◆ **OBJECTIVE**: Your task is to copy the listing exactly, with the pictures left out.

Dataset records
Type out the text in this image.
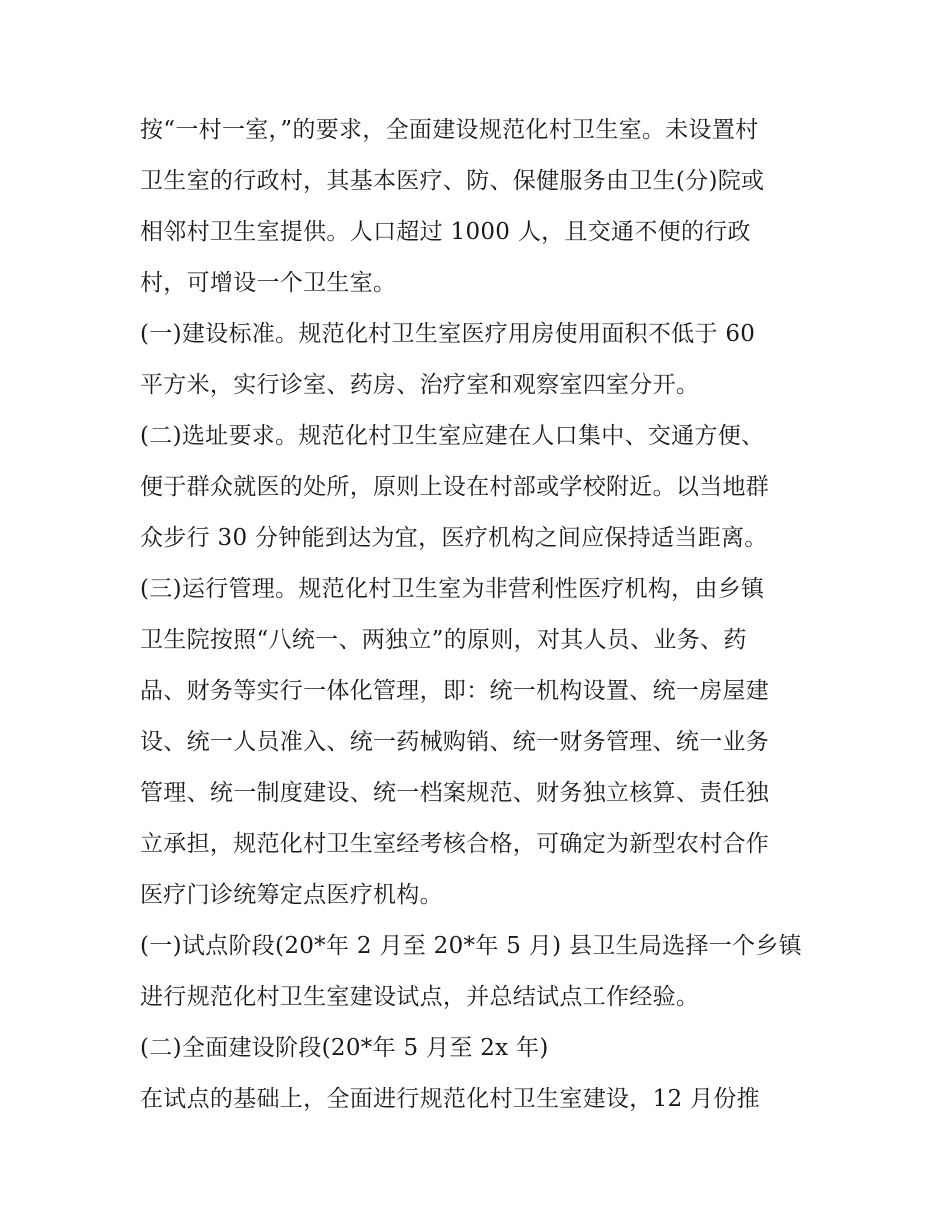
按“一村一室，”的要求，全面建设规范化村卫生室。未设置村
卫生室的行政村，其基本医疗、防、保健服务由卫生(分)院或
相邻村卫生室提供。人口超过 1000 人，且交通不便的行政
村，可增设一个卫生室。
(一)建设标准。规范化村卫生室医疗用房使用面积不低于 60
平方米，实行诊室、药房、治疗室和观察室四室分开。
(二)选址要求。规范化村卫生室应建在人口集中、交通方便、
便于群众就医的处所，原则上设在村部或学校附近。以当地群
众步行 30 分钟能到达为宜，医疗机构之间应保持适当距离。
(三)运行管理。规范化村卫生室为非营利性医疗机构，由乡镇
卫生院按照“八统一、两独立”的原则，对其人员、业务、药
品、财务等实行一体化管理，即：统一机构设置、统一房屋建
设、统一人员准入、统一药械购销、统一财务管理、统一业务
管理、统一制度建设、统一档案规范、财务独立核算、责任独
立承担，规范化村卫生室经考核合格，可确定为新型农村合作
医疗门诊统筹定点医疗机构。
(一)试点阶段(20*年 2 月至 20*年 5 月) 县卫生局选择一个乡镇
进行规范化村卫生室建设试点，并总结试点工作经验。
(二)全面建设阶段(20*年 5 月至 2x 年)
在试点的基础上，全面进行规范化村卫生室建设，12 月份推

◆ **ANSWER TO THIS PROBLEM**:
Type out the text in this image.
按“一村一室，”的要求，全面建设规范化村卫生室。未设置村
卫生室的行政村，其基本医疗、防、保健服务由卫生(分)院或
相邻村卫生室提供。人口超过 1000 人，且交通不便的行政
村，可增设一个卫生室。
(一)建设标准。规范化村卫生室医疗用房使用面积不低于 60
平方米，实行诊室、药房、治疗室和观察室四室分开。
(二)选址要求。规范化村卫生室应建在人口集中、交通方便、
便于群众就医的处所，原则上设在村部或学校附近。以当地群
众步行 30 分钟能到达为宜，医疗机构之间应保持适当距离。
(三)运行管理。规范化村卫生室为非营利性医疗机构，由乡镇
卫生院按照“八统一、两独立”的原则，对其人员、业务、药
品、财务等实行一体化管理，即：统一机构设置、统一房屋建
设、统一人员准入、统一药械购销、统一财务管理、统一业务
管理、统一制度建设、统一档案规范、财务独立核算、责任独
立承担，规范化村卫生室经考核合格，可确定为新型农村合作
医疗门诊统筹定点医疗机构。
(一)试点阶段(20*年 2 月至 20*年 5 月) 县卫生局选择一个乡镇
进行规范化村卫生室建设试点，并总结试点工作经验。
(二)全面建设阶段(20*年 5 月至 2x 年)
在试点的基础上，全面进行规范化村卫生室建设，12 月份推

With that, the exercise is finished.